** Instructions for the task **
Would you return the complete listing below word for word?

** Given information **
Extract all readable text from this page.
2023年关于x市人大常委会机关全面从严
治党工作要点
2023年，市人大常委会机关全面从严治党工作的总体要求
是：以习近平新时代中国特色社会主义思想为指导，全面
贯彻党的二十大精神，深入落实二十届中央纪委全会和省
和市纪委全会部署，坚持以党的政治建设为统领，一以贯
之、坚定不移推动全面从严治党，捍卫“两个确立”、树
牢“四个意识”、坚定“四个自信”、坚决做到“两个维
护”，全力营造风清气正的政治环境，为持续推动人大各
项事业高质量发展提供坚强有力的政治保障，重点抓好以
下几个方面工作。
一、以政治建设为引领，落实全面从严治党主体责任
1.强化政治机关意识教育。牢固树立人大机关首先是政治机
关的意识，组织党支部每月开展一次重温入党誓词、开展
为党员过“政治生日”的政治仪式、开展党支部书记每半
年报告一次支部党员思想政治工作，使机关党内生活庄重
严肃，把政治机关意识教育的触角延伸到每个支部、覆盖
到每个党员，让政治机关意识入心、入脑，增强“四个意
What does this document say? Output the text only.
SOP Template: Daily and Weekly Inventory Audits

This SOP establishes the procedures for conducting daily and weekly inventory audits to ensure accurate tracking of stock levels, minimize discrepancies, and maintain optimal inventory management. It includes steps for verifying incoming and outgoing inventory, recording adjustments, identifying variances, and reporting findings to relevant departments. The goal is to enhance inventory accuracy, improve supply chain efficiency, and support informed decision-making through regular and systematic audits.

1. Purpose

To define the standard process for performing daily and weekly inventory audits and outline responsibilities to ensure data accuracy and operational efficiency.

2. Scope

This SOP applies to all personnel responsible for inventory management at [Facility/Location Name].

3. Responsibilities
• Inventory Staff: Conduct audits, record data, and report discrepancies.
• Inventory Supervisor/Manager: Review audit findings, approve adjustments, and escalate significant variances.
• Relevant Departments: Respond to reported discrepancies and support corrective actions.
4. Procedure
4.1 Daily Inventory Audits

** Response to this exercise **
Extract all readable text from this page.
2023年关于x市人大常委会机关全面从严
治党工作要点
2023年，市人大常委会机关全面从严治党工作的总体要求
是：以习近平新时代中国特色社会主义思想为指导，全面
贯彻党的二十大精神，深入落实二十届中央纪委全会和省
和市纪委全会部署，坚持以党的政治建设为统领，一以贯
之、坚定不移推动全面从严治党，捍卫“两个确立”、树
牢“四个意识”、坚定“四个自信”、坚决做到“两个维
护”，全力营造风清气正的政治环境，为持续推动人大各
项事业高质量发展提供坚强有力的政治保障，重点抓好以
下几个方面工作。
一、以政治建设为引领，落实全面从严治党主体责任
1.强化政治机关意识教育。牢固树立人大机关首先是政治机
关的意识，组织党支部每月开展一次重温入党誓词、开展
为党员过“政治生日”的政治仪式、开展党支部书记每半
年报告一次支部党员思想政治工作，使机关党内生活庄重
严肃，把政治机关意识教育的触角延伸到每个支部、覆盖
到每个党员，让政治机关意识入心、入脑，增强“四个意
What does this document say? Output the text only.
SOP Template: Daily and Weekly Inventory Audits

This SOP establishes the procedures for conducting daily and weekly inventory audits to ensure accurate tracking of stock levels, minimize discrepancies, and maintain optimal inventory management. It includes steps for verifying incoming and outgoing inventory, recording adjustments, identifying variances, and reporting findings to relevant departments. The goal is to enhance inventory accuracy, improve supply chain efficiency, and support informed decision-making through regular and systematic audits.

1. Purpose

To define the standard process for performing daily and weekly inventory audits and outline responsibilities to ensure data accuracy and operational efficiency.

2. Scope

This SOP applies to all personnel responsible for inventory management at [Facility/Location Name].

3. Responsibilities
• Inventory Staff: Conduct audits, record data, and report discrepancies.
• Inventory Supervisor/Manager: Review audit findings, approve adjustments, and escalate significant variances.
• Relevant Departments: Respond to reported discrepancies and support corrective actions.
4. Procedure
4.1 Daily Inventory Audits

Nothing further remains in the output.